Could you copy the material below word for word, leaving out the pictures?
* start THE RECORDS *
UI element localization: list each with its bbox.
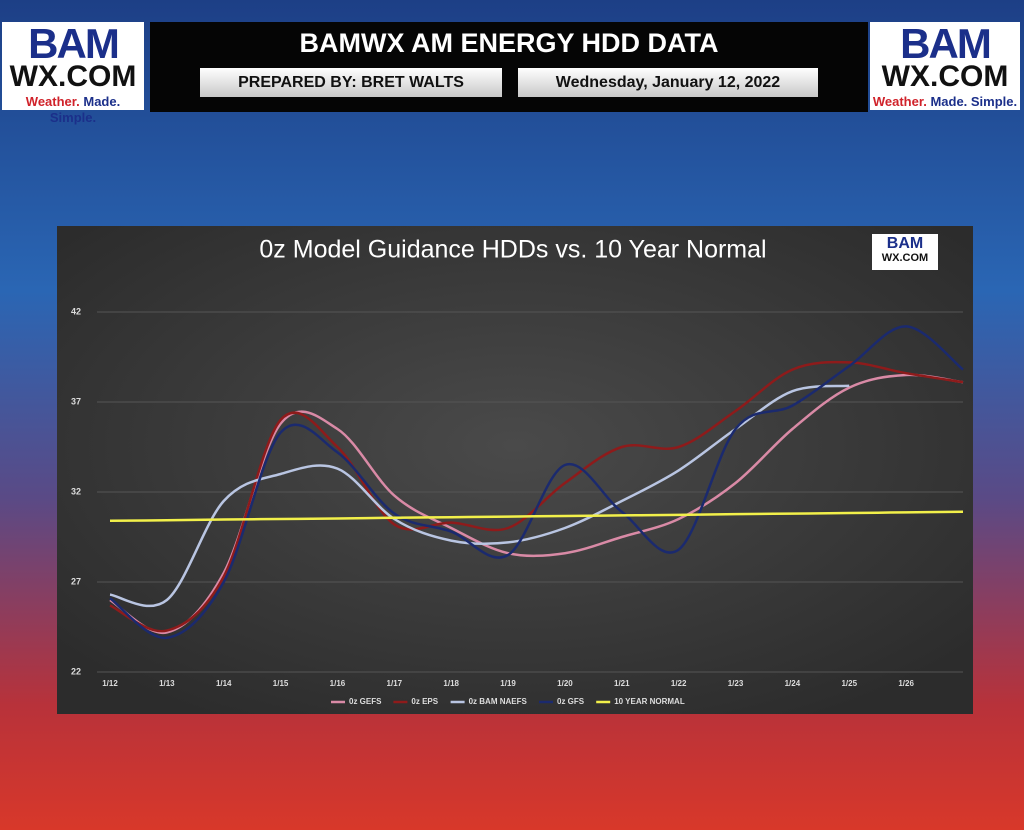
chart-logo <box>872 234 938 270</box>
x-tick-label: 1/22 <box>671 679 687 688</box>
x-tick-label: 1/20 <box>557 679 573 688</box>
logo-top: BAM <box>28 20 120 67</box>
x-tick-label: 1/25 <box>841 679 857 688</box>
x-tick-label: 1/13 <box>159 679 175 688</box>
header-bar <box>150 22 868 112</box>
y-tick-label: 22 <box>71 666 81 676</box>
logo: BAM WX.COM Weather. Made. Simple. <box>2 20 144 125</box>
legend-label: 0z GEFS <box>349 697 382 706</box>
x-tick-label: 1/18 <box>443 679 459 688</box>
x-tick-label: 1/23 <box>728 679 744 688</box>
legend-label: 0z GFS <box>557 697 585 706</box>
chart-background <box>57 226 973 714</box>
x-tick-label: 1/19 <box>500 679 516 688</box>
x-tick-label: 1/24 <box>785 679 801 688</box>
legend-label: 0z BAM NAEFS <box>469 697 528 706</box>
x-tick-label: 1/26 <box>898 679 914 688</box>
tagline-a: Weather. <box>872 94 927 109</box>
prepared-by: PREPARED BY: BRET WALTS <box>200 68 502 97</box>
y-tick-label: 42 <box>71 306 81 316</box>
chart-logo-bottom: WX.COM <box>882 252 928 264</box>
x-tick-label: 1/14 <box>216 679 232 688</box>
logo-bottom: WX.COM <box>9 60 137 93</box>
tagline-a: Weather. <box>25 94 80 109</box>
date: Wednesday, January 12, 2022 <box>518 68 818 97</box>
series-line <box>109 510 964 523</box>
series-line <box>109 325 964 640</box>
chart-logo-top: BAM <box>887 235 923 252</box>
legend-label: 0z EPS <box>411 697 438 706</box>
header: BAMWX AM ENERGY HDD DATA PREPARED BY: BR… <box>0 0 1024 125</box>
legend-label: 10 YEAR NORMAL <box>614 697 685 706</box>
logo-tagline: Weather. Made. Simple. <box>2 94 144 126</box>
tagline-b: Made. Simple. <box>49 94 121 125</box>
x-tick-label: 1/17 <box>387 679 403 688</box>
x-tick-label: 1/12 <box>102 679 118 688</box>
logo-top: BAM <box>900 20 992 67</box>
chart-title: 0z Model Guidance HDDs vs. 10 Year Norma… <box>259 236 766 264</box>
header-title: BAMWX AM ENERGY HDD DATA <box>299 28 719 58</box>
x-tick-label: 1/15 <box>273 679 289 688</box>
y-tick-label: 32 <box>71 486 81 496</box>
x-tick-label: 1/21 <box>614 679 630 688</box>
y-tick-label: 27 <box>71 576 81 586</box>
series-line <box>109 360 964 633</box>
logo-bottom: WX.COM <box>881 60 1009 93</box>
tagline-b: Made. Simple. <box>930 94 1018 109</box>
logo: BAM WX.COM Weather. Made. Simple. <box>870 22 1020 110</box>
chart: 0z Model Guidance HDDs vs. 10 Year Norma… <box>57 226 973 714</box>
x-tick-label: 1/16 <box>330 679 346 688</box>
logo-tagline: Weather. Made. Simple. <box>870 94 1020 110</box>
y-tick-label: 37 <box>71 396 81 406</box>
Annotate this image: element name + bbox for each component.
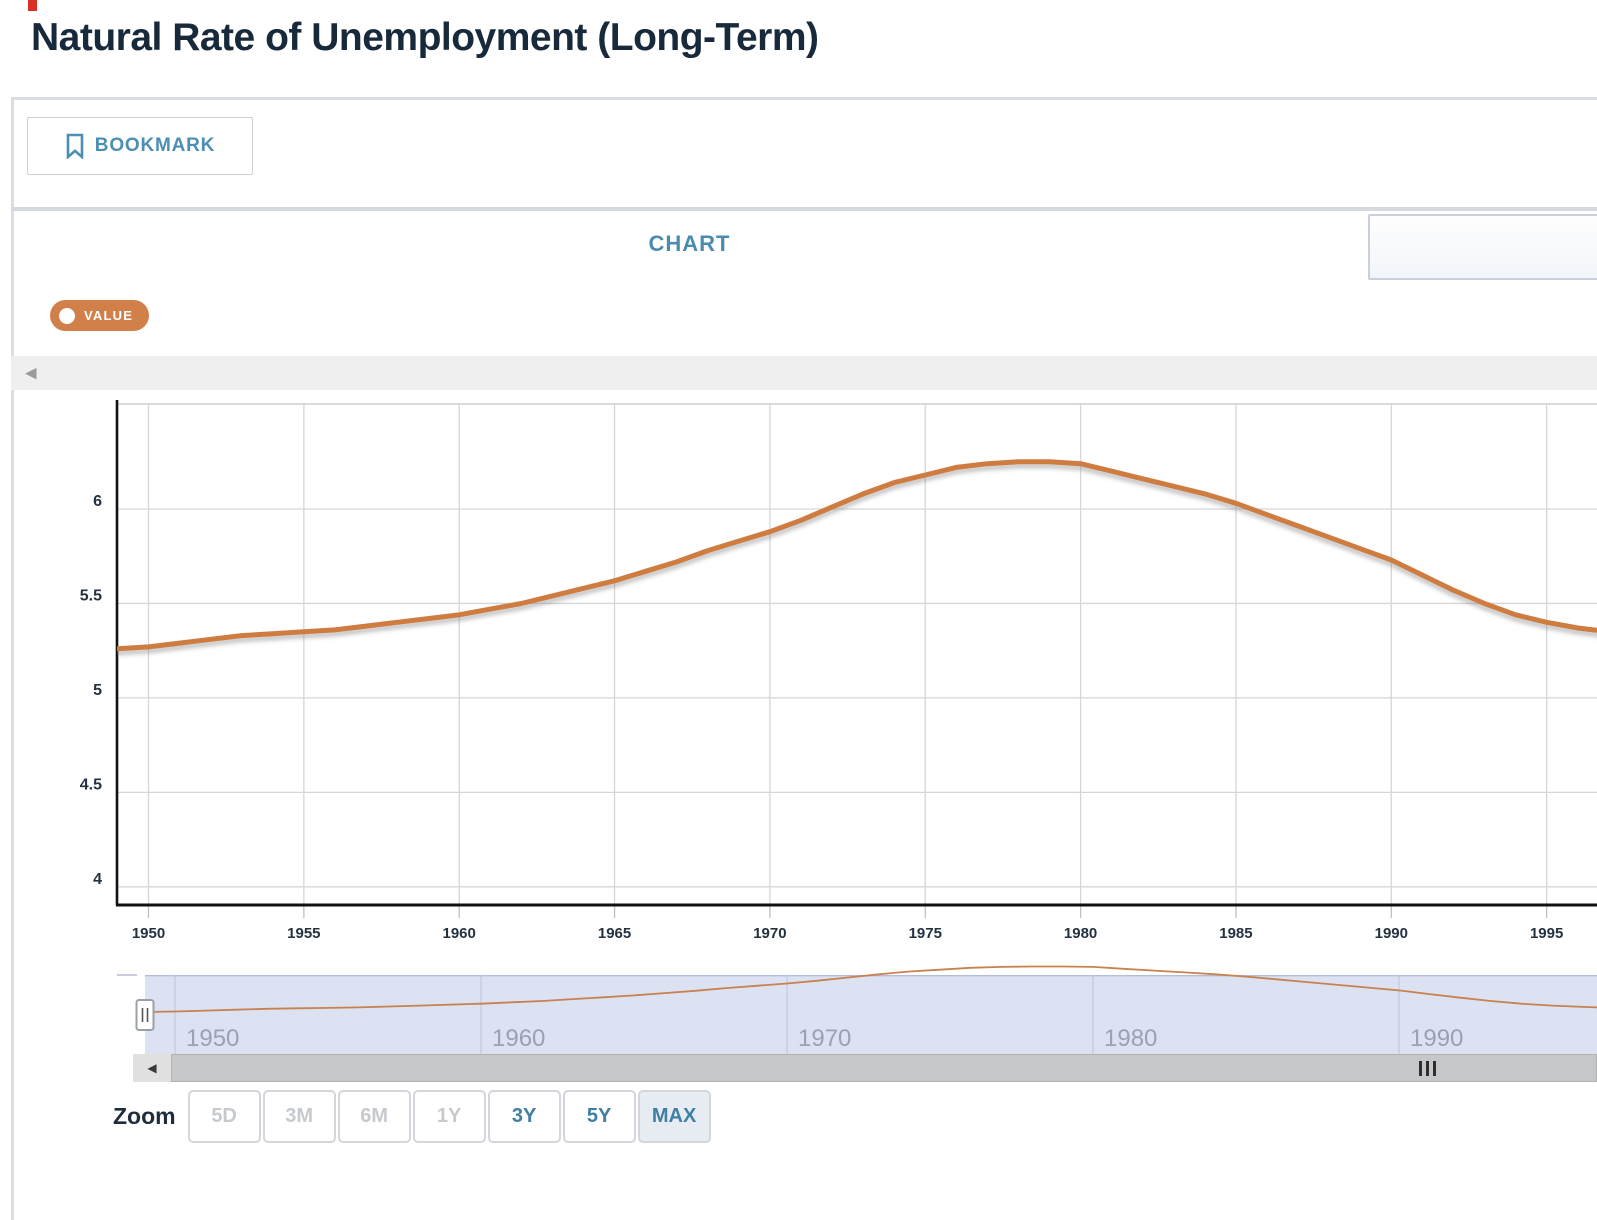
* end THE RECORDS *
## [REPLY TO THE EXERCISE]
UI element localization: list each with its bbox.
chart-logo <box>872 234 938 270</box>
x-tick-label: 1/22 <box>671 679 687 688</box>
x-tick-label: 1/20 <box>557 679 573 688</box>
logo-top: BAM <box>28 20 120 67</box>
x-tick-label: 1/25 <box>841 679 857 688</box>
x-tick-label: 1/13 <box>159 679 175 688</box>
header-bar <box>150 22 868 112</box>
y-tick-label: 22 <box>71 666 81 676</box>
logo: BAM WX.COM Weather. Made. Simple. <box>2 20 144 125</box>
legend-label: 0z GEFS <box>349 697 382 706</box>
x-tick-label: 1/18 <box>443 679 459 688</box>
x-tick-label: 1/23 <box>728 679 744 688</box>
legend-label: 0z GFS <box>557 697 585 706</box>
chart-background <box>57 226 973 714</box>
x-tick-label: 1/19 <box>500 679 516 688</box>
x-tick-label: 1/24 <box>785 679 801 688</box>
legend-label: 0z BAM NAEFS <box>469 697 528 706</box>
x-tick-label: 1/26 <box>898 679 914 688</box>
tagline-a: Weather. <box>872 94 927 109</box>
prepared-by: PREPARED BY: BRET WALTS <box>200 68 502 97</box>
y-tick-label: 42 <box>71 306 81 316</box>
chart-logo-bottom: WX.COM <box>882 252 928 264</box>
x-tick-label: 1/14 <box>216 679 232 688</box>
logo-bottom: WX.COM <box>9 60 137 93</box>
tagline-a: Weather. <box>25 94 80 109</box>
date: Wednesday, January 12, 2022 <box>518 68 818 97</box>
series-line <box>109 510 964 523</box>
series-line <box>109 325 964 640</box>
chart-logo-top: BAM <box>887 235 923 252</box>
legend-label: 0z EPS <box>411 697 438 706</box>
header: BAMWX AM ENERGY HDD DATA PREPARED BY: BR… <box>0 0 1024 125</box>
legend-label: 10 YEAR NORMAL <box>614 697 685 706</box>
logo-tagline: Weather. Made. Simple. <box>2 94 144 126</box>
tagline-b: Made. Simple. <box>49 94 121 125</box>
x-tick-label: 1/17 <box>387 679 403 688</box>
x-tick-label: 1/12 <box>102 679 118 688</box>
logo-top: BAM <box>900 20 992 67</box>
chart-title: 0z Model Guidance HDDs vs. 10 Year Norma… <box>259 236 766 264</box>
header-title: BAMWX AM ENERGY HDD DATA <box>299 28 719 58</box>
x-tick-label: 1/15 <box>273 679 289 688</box>
y-tick-label: 32 <box>71 486 81 496</box>
x-tick-label: 1/21 <box>614 679 630 688</box>
y-tick-label: 27 <box>71 576 81 586</box>
series-line <box>109 360 964 633</box>
logo-bottom: WX.COM <box>881 60 1009 93</box>
tagline-b: Made. Simple. <box>930 94 1018 109</box>
logo: BAM WX.COM Weather. Made. Simple. <box>870 22 1020 110</box>
chart: 0z Model Guidance HDDs vs. 10 Year Norma… <box>57 226 973 714</box>
x-tick-label: 1/16 <box>330 679 346 688</box>
logo-tagline: Weather. Made. Simple. <box>870 94 1020 110</box>
y-tick-label: 37 <box>71 396 81 406</box>
Annotate this image: element name + bbox for each component.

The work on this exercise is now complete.